Written instruction: Extract all lines containing "Vertical".

Records from a collection of figures:
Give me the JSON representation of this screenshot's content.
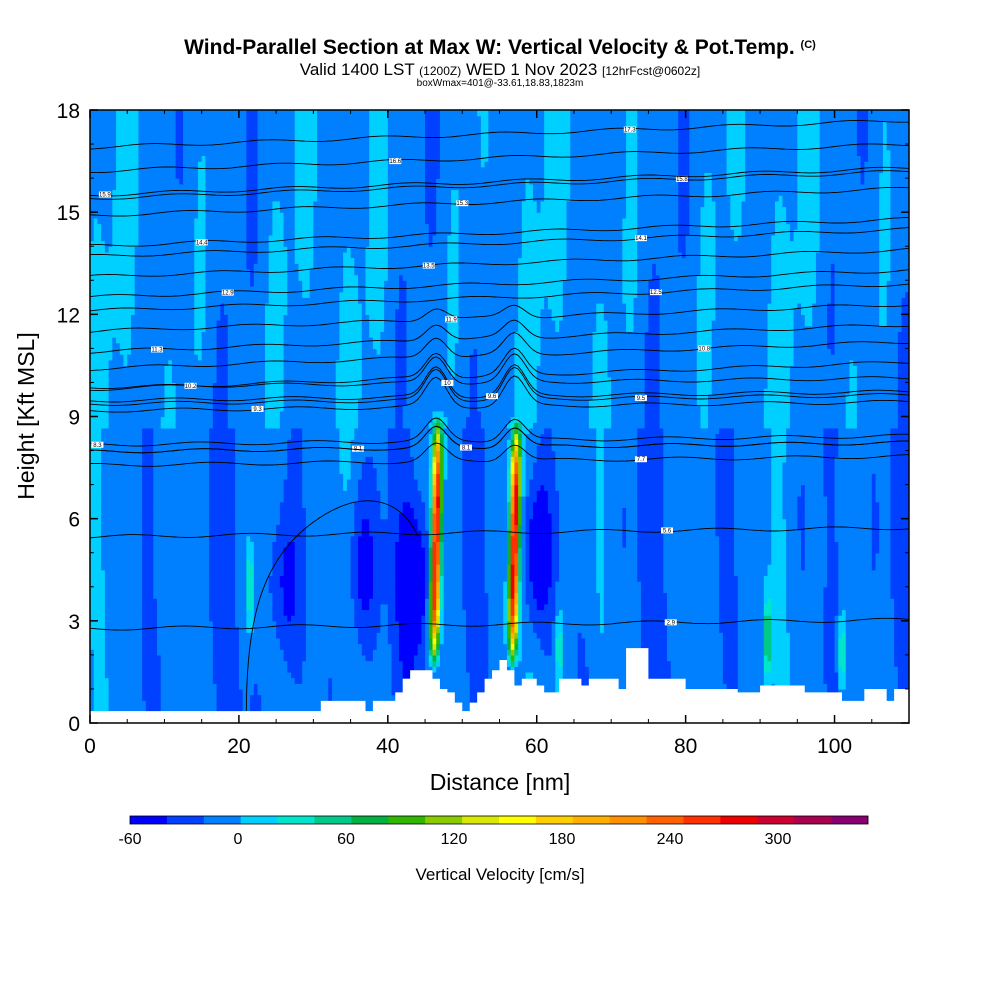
{
  "title": {
    "main": "Wind-Parallel Section at Max W: Vertical Velocity & Pot.Temp.",
    "copyright": "(C)",
    "valid_prefix": "Valid 1400 LST",
    "valid_utc": "(1200Z)",
    "valid_date": "WED 1 Nov 2023",
    "forecast": "[12hrFcst@0602z]",
    "box_info": "boxWmax=401@-33.61,18.83,1823m"
  },
  "chart_data": {
    "type": "heatmap",
    "xlabel": "Distance [nm]",
    "ylabel": "Height [Kft MSL]",
    "xlim": [
      0,
      110
    ],
    "ylim": [
      0,
      18
    ],
    "xticks": [
      0,
      20,
      40,
      60,
      80,
      100
    ],
    "yticks": [
      0,
      3,
      6,
      9,
      12,
      15,
      18
    ],
    "colorbar": {
      "label": "Vertical Velocity [cm/s]",
      "tick_values": [
        -60,
        0,
        60,
        120,
        180,
        240,
        300
      ],
      "tick_labels": [
        "-60",
        "0",
        "60",
        "120",
        "180",
        "240",
        "300"
      ],
      "range": [
        -60,
        350
      ],
      "colors": [
        "#0000ff",
        "#0040ff",
        "#0080ff",
        "#00d0ff",
        "#00e6cc",
        "#00c888",
        "#00b040",
        "#30b800",
        "#88cc00",
        "#d8e800",
        "#ffff00",
        "#ffd000",
        "#ffb000",
        "#ff9000",
        "#ff6000",
        "#ff3000",
        "#ee0000",
        "#cc0030",
        "#aa0050",
        "#880070"
      ]
    },
    "background_w": -5,
    "updrafts": [
      {
        "x": 46.5,
        "y_bottom": 1.5,
        "y_top": 9.2,
        "peak_w": 300
      },
      {
        "x": 57.0,
        "y_bottom": 1.5,
        "y_top": 9.0,
        "peak_w": 300
      }
    ],
    "downdrafts": [
      {
        "x": 43.5,
        "y_center": 4.2,
        "min_w": -60
      },
      {
        "x": 60.0,
        "y_center": 5.0,
        "min_w": -55
      },
      {
        "x": 36.5,
        "y_center": 4.5,
        "min_w": -40
      },
      {
        "x": 26.0,
        "y_center": 4.0,
        "min_w": -35
      }
    ],
    "weak_updrafts": [
      {
        "x": 21.5,
        "y_center": 4.0,
        "w": 60
      },
      {
        "x": 91.0,
        "y_center": 2.5,
        "w": 80
      },
      {
        "x": 101.0,
        "y_center": 2.0,
        "w": 60
      },
      {
        "x": 63.0,
        "y_center": 2.2,
        "w": 50
      }
    ],
    "terrain_kft": [
      [
        0,
        0.35
      ],
      [
        30,
        0.35
      ],
      [
        31,
        0.65
      ],
      [
        36,
        0.65
      ],
      [
        37,
        0.35
      ],
      [
        38,
        0.65
      ],
      [
        40,
        0.65
      ],
      [
        41,
        0.9
      ],
      [
        42,
        1.3
      ],
      [
        43,
        1.55
      ],
      [
        45,
        1.55
      ],
      [
        46,
        1.3
      ],
      [
        47,
        1.0
      ],
      [
        48,
        0.9
      ],
      [
        49,
        0.6
      ],
      [
        50,
        0.35
      ],
      [
        51,
        0.6
      ],
      [
        52,
        0.9
      ],
      [
        53,
        1.3
      ],
      [
        54,
        1.55
      ],
      [
        55,
        1.85
      ],
      [
        56,
        1.55
      ],
      [
        57,
        1.1
      ],
      [
        58,
        1.3
      ],
      [
        59,
        1.3
      ],
      [
        60,
        1.1
      ],
      [
        61,
        0.9
      ],
      [
        62,
        0.9
      ],
      [
        63,
        1.3
      ],
      [
        65,
        1.3
      ],
      [
        66,
        1.1
      ],
      [
        67,
        1.3
      ],
      [
        70,
        1.3
      ],
      [
        71,
        1.0
      ],
      [
        72,
        2.2
      ],
      [
        74,
        2.2
      ],
      [
        75,
        1.3
      ],
      [
        79,
        1.3
      ],
      [
        80,
        1.0
      ],
      [
        86,
        1.0
      ],
      [
        87,
        0.9
      ],
      [
        89,
        0.9
      ],
      [
        90,
        1.1
      ],
      [
        95,
        1.1
      ],
      [
        96,
        0.9
      ],
      [
        100,
        0.9
      ],
      [
        101,
        0.65
      ],
      [
        103,
        0.65
      ],
      [
        104,
        1.0
      ],
      [
        106,
        1.0
      ],
      [
        107,
        0.65
      ],
      [
        108,
        1.0
      ],
      [
        110,
        1.0
      ]
    ],
    "theta_contours": [
      {
        "label": "8.3",
        "y": 8.3,
        "label_x": 1.0
      },
      {
        "label": "9.3",
        "y": 9.3,
        "label_x": 22.5
      },
      {
        "label": "8.1",
        "y": 8.1,
        "label_x": 36.0
      },
      {
        "label": "10.2",
        "y": 10.2,
        "label_x": 13.5
      },
      {
        "label": "11.3",
        "y": 11.3,
        "label_x": 9.0
      },
      {
        "label": "12.9",
        "y": 12.9,
        "label_x": 18.5
      },
      {
        "label": "14.4",
        "y": 14.4,
        "label_x": 15.0
      },
      {
        "label": "15.9",
        "y": 15.9,
        "label_x": 2.0
      },
      {
        "label": "16.6",
        "y": 16.6,
        "label_x": 41.0
      },
      {
        "label": "15.3",
        "y": 15.3,
        "label_x": 50.0
      },
      {
        "label": "13.5",
        "y": 13.5,
        "label_x": 45.5
      },
      {
        "label": "11.9",
        "y": 11.9,
        "label_x": 48.5
      },
      {
        "label": "10",
        "y": 10.0,
        "label_x": 48.0
      },
      {
        "label": "9.6",
        "y": 9.6,
        "label_x": 54.0
      },
      {
        "label": "8.1",
        "y": 8.1,
        "label_x": 50.5
      },
      {
        "label": "17.3",
        "y": 17.3,
        "label_x": 72.5
      },
      {
        "label": "15.8",
        "y": 15.8,
        "label_x": 79.5
      },
      {
        "label": "14.1",
        "y": 14.1,
        "label_x": 74.0
      },
      {
        "label": "12.5",
        "y": 12.5,
        "label_x": 76.0
      },
      {
        "label": "10.8",
        "y": 10.8,
        "label_x": 82.5
      },
      {
        "label": "9.5",
        "y": 9.5,
        "label_x": 74.0
      },
      {
        "label": "7.7",
        "y": 7.7,
        "label_x": 74.0
      },
      {
        "label": "5.6",
        "y": 5.6,
        "label_x": 77.5
      },
      {
        "label": "2.9",
        "y": 2.9,
        "label_x": 78.0
      }
    ]
  }
}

Task answer:
    "main": "Wind-Parallel Section at Max W: Vertical Velocity & Pot.Temp.",
      "label": "Vertical Velocity [cm/s]",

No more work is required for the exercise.